→ Exercise
Can you write out all of the material below, word for word?

----

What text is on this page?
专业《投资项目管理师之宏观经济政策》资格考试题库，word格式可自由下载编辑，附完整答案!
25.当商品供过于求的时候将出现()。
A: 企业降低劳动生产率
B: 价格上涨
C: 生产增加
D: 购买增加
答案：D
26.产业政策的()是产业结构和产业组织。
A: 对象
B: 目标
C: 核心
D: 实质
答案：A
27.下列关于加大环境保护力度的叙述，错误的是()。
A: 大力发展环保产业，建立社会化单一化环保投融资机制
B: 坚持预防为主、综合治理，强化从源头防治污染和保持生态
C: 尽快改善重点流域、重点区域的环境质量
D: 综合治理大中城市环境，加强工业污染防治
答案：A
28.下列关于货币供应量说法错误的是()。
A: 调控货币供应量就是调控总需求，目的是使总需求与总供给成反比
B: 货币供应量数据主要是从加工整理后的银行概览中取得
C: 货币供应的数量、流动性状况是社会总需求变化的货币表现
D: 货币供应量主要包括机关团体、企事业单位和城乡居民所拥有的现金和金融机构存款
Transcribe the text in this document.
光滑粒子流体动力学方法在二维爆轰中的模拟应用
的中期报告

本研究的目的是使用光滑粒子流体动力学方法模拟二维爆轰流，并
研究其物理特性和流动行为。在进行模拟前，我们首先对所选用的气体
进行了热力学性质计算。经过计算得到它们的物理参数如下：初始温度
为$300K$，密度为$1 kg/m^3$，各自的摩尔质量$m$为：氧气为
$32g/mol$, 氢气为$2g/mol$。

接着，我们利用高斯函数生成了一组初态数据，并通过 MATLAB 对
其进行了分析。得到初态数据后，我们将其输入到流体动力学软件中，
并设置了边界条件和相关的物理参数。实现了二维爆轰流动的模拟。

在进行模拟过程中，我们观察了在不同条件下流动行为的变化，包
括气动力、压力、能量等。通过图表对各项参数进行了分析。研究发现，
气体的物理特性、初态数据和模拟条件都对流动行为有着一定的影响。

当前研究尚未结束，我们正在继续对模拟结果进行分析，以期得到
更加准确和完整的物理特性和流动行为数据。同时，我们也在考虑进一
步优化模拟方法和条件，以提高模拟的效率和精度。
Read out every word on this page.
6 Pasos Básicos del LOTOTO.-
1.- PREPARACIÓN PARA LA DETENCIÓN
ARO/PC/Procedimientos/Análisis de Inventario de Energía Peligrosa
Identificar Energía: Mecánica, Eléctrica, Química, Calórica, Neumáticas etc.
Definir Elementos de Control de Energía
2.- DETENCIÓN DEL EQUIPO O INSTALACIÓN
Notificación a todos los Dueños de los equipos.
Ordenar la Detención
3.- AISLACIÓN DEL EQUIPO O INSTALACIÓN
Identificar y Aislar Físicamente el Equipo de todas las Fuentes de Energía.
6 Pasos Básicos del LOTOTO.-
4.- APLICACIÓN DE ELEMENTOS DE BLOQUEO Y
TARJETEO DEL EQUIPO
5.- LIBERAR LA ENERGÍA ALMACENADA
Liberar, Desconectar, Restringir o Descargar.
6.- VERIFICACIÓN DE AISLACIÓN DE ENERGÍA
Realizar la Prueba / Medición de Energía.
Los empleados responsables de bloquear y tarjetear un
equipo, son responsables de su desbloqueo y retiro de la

----

→ Result of the exercise
What text is on this page?
专业《投资项目管理师之宏观经济政策》资格考试题库，word格式可自由下载编辑，附完整答案!
25.当商品供过于求的时候将出现()。
A: 企业降低劳动生产率
B: 价格上涨
C: 生产增加
D: 购买增加
答案：D
26.产业政策的()是产业结构和产业组织。
A: 对象
B: 目标
C: 核心
D: 实质
答案：A
27.下列关于加大环境保护力度的叙述，错误的是()。
A: 大力发展环保产业，建立社会化单一化环保投融资机制
B: 坚持预防为主、综合治理，强化从源头防治污染和保持生态
C: 尽快改善重点流域、重点区域的环境质量
D: 综合治理大中城市环境，加强工业污染防治
答案：A
28.下列关于货币供应量说法错误的是()。
A: 调控货币供应量就是调控总需求，目的是使总需求与总供给成反比
B: 货币供应量数据主要是从加工整理后的银行概览中取得
C: 货币供应的数量、流动性状况是社会总需求变化的货币表现
D: 货币供应量主要包括机关团体、企事业单位和城乡居民所拥有的现金和金融机构存款
Transcribe the text in this document.
光滑粒子流体动力学方法在二维爆轰中的模拟应用
的中期报告

本研究的目的是使用光滑粒子流体动力学方法模拟二维爆轰流，并
研究其物理特性和流动行为。在进行模拟前，我们首先对所选用的气体
进行了热力学性质计算。经过计算得到它们的物理参数如下：初始温度
为$300K$，密度为$1 kg/m^3$，各自的摩尔质量$m$为：氧气为
$32g/mol$, 氢气为$2g/mol$。

接着，我们利用高斯函数生成了一组初态数据，并通过 MATLAB 对
其进行了分析。得到初态数据后，我们将其输入到流体动力学软件中，
并设置了边界条件和相关的物理参数。实现了二维爆轰流动的模拟。

在进行模拟过程中，我们观察了在不同条件下流动行为的变化，包
括气动力、压力、能量等。通过图表对各项参数进行了分析。研究发现，
气体的物理特性、初态数据和模拟条件都对流动行为有着一定的影响。

当前研究尚未结束，我们正在继续对模拟结果进行分析，以期得到
更加准确和完整的物理特性和流动行为数据。同时，我们也在考虑进一
步优化模拟方法和条件，以提高模拟的效率和精度。
Read out every word on this page.
6 Pasos Básicos del LOTOTO.-
1.- PREPARACIÓN PARA LA DETENCIÓN
ARO/PC/Procedimientos/Análisis de Inventario de Energía Peligrosa
Identificar Energía: Mecánica, Eléctrica, Química, Calórica, Neumáticas etc.
Definir Elementos de Control de Energía
2.- DETENCIÓN DEL EQUIPO O INSTALACIÓN
Notificación a todos los Dueños de los equipos.
Ordenar la Detención
3.- AISLACIÓN DEL EQUIPO O INSTALACIÓN
Identificar y Aislar Físicamente el Equipo de todas las Fuentes de Energía.
6 Pasos Básicos del LOTOTO.-
4.- APLICACIÓN DE ELEMENTOS DE BLOQUEO Y
TARJETEO DEL EQUIPO
5.- LIBERAR LA ENERGÍA ALMACENADA
Liberar, Desconectar, Restringir o Descargar.
6.- VERIFICACIÓN DE AISLACIÓN DE ENERGÍA
Realizar la Prueba / Medición de Energía.
Los empleados responsables de bloquear y tarjetear un
equipo, son responsables de su desbloqueo y retiro de la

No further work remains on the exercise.